Page segmentation data
▼
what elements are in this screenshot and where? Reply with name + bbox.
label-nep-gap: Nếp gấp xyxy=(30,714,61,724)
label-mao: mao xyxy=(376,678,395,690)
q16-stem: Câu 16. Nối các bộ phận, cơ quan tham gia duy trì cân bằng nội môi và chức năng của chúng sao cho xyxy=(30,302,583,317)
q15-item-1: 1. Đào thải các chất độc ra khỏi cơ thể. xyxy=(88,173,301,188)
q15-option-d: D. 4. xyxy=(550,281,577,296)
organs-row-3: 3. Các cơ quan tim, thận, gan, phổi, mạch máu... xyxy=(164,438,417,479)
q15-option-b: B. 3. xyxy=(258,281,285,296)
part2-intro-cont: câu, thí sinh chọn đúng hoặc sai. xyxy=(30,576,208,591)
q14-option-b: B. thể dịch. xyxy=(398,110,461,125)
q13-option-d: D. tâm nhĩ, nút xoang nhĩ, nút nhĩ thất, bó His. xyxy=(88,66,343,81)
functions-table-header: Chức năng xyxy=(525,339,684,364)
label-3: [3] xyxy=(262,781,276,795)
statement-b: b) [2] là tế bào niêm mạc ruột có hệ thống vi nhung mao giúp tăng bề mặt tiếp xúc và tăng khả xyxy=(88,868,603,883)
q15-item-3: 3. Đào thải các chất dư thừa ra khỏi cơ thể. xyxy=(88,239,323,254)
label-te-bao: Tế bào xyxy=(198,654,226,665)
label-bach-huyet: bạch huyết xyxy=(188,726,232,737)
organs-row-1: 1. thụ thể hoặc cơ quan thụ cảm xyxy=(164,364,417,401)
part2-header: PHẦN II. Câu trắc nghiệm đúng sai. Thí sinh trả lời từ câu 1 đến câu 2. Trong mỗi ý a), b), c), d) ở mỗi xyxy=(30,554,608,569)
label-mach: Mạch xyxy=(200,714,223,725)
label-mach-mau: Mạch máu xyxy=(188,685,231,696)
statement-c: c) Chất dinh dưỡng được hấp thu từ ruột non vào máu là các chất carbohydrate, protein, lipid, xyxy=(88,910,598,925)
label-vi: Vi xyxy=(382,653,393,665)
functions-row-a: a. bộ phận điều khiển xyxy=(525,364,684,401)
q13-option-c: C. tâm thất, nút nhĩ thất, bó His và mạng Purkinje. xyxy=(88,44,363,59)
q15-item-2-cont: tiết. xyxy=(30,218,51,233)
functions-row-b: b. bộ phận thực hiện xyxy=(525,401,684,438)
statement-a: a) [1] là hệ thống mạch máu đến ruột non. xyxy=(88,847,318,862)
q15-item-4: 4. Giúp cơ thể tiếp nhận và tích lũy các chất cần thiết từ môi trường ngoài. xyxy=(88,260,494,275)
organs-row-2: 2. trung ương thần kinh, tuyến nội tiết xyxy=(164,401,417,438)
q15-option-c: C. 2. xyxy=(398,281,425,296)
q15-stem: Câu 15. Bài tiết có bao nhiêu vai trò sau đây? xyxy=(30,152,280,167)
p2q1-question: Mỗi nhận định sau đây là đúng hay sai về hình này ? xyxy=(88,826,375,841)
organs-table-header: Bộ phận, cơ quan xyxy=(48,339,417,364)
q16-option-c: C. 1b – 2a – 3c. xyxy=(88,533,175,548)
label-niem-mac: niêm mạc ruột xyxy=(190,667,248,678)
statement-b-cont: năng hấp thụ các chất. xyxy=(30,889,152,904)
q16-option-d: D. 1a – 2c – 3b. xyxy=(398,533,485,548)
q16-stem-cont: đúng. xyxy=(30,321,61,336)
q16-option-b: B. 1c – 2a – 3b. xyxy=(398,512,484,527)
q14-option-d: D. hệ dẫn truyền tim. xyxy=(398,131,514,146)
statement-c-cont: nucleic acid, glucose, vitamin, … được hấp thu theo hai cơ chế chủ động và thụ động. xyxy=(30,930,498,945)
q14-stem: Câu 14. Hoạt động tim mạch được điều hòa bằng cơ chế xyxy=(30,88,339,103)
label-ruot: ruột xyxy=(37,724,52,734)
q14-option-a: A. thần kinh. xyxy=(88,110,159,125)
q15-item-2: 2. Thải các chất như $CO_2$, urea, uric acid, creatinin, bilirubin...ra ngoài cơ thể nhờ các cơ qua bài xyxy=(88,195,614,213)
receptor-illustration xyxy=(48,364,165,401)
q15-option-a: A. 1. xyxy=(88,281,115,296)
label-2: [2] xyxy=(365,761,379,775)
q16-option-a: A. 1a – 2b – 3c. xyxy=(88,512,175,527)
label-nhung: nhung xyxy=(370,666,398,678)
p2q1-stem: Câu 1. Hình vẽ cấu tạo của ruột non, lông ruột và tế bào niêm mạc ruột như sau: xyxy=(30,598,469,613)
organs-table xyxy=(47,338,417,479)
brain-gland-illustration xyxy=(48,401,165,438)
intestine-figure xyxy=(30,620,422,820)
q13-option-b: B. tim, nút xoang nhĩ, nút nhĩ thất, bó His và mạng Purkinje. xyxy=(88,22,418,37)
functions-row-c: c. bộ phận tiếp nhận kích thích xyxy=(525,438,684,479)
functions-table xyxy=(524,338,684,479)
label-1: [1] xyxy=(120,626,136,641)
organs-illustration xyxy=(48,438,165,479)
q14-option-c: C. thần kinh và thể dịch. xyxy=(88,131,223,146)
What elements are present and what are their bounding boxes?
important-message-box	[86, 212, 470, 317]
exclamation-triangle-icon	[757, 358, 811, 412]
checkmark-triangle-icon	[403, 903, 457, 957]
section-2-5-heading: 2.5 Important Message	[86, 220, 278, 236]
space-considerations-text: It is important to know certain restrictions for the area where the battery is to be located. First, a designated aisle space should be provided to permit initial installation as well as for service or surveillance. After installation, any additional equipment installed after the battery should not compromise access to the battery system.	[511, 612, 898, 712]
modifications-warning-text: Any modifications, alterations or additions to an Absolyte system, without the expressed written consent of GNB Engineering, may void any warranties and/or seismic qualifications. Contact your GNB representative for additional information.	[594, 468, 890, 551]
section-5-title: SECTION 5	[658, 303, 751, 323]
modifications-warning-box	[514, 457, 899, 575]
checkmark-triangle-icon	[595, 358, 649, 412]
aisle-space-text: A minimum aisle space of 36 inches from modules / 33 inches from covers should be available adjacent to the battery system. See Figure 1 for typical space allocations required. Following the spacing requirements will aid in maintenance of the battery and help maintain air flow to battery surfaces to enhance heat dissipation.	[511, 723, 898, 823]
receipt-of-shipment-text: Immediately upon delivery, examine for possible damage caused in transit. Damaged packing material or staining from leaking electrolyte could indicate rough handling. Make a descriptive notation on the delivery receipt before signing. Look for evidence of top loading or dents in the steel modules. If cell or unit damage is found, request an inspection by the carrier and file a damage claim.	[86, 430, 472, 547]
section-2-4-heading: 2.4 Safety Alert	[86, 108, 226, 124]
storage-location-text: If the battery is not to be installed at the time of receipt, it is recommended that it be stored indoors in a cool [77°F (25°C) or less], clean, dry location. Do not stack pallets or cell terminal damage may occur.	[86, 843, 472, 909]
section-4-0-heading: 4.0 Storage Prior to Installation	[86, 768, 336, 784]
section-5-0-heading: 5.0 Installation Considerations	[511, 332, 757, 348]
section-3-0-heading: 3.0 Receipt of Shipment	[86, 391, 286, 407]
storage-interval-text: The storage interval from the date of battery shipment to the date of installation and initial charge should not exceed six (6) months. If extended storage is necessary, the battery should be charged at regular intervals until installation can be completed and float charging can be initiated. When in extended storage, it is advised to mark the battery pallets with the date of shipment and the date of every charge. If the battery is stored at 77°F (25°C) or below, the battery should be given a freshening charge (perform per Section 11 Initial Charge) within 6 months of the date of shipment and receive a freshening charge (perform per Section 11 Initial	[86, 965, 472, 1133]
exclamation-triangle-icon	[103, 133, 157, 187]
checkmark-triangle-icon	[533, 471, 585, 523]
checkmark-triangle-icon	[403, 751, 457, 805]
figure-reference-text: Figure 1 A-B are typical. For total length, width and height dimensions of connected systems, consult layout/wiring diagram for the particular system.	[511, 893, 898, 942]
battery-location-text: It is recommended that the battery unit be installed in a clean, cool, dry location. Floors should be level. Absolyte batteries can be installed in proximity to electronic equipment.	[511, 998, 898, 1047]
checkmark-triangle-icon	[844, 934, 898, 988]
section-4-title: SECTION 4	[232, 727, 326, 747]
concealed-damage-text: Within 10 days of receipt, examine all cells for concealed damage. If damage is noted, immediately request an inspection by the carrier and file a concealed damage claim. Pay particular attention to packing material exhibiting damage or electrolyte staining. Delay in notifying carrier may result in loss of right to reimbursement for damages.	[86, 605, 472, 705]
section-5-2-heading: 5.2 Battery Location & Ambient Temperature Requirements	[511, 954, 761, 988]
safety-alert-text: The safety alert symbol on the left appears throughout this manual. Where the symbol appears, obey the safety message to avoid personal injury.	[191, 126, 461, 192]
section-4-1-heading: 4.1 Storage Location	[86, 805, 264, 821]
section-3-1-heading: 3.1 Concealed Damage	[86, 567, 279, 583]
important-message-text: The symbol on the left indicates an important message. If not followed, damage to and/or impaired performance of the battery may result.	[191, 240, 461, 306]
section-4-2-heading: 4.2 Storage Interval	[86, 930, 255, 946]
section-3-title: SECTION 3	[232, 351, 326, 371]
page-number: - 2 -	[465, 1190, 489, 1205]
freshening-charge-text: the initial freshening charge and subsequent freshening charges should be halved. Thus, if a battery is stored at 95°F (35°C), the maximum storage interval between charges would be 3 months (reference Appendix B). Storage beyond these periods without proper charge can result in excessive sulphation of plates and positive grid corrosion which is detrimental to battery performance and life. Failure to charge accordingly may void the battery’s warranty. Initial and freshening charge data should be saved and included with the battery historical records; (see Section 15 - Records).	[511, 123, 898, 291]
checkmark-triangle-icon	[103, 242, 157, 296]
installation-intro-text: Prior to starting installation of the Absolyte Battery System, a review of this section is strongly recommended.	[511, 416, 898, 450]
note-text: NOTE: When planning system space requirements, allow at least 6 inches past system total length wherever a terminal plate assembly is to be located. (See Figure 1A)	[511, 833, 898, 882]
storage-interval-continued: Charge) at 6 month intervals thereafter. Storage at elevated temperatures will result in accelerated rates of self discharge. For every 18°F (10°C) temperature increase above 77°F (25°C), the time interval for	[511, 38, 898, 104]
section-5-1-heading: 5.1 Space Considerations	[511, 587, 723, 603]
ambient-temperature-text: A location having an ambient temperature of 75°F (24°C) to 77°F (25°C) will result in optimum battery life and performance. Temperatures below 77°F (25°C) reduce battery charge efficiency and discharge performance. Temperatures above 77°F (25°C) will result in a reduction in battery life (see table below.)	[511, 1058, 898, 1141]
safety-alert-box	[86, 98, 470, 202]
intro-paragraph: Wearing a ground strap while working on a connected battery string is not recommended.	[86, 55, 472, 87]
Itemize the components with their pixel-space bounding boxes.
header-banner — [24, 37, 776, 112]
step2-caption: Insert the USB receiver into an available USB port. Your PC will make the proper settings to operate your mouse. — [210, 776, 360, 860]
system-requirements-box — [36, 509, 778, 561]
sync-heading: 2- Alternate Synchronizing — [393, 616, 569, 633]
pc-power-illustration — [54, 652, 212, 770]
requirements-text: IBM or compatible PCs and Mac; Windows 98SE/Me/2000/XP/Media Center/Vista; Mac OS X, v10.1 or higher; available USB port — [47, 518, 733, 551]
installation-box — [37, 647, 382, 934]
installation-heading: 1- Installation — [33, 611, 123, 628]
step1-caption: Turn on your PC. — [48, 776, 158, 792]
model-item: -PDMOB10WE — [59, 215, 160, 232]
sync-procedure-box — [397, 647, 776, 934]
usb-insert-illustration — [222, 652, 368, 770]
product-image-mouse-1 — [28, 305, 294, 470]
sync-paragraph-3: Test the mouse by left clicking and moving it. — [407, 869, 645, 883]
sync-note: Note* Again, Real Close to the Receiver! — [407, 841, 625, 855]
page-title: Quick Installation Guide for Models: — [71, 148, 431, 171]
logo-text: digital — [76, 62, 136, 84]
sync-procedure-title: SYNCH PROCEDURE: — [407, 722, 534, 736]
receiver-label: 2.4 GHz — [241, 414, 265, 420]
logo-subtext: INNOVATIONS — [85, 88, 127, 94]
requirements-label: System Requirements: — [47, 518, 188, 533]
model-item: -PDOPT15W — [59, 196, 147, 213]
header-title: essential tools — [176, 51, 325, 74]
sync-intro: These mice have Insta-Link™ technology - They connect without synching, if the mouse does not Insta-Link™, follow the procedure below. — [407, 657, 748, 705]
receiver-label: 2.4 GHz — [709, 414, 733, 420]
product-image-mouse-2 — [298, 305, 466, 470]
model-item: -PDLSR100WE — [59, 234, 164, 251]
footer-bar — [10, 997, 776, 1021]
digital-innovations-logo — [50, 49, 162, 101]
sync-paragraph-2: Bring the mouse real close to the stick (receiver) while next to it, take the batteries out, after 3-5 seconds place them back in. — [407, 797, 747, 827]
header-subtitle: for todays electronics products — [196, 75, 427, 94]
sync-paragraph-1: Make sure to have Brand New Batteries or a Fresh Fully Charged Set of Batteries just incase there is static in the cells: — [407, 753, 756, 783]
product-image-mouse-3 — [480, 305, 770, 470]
▲
Count the lines in the records above that contain the word "kinh", and reply with only that number.

__Response area__: 3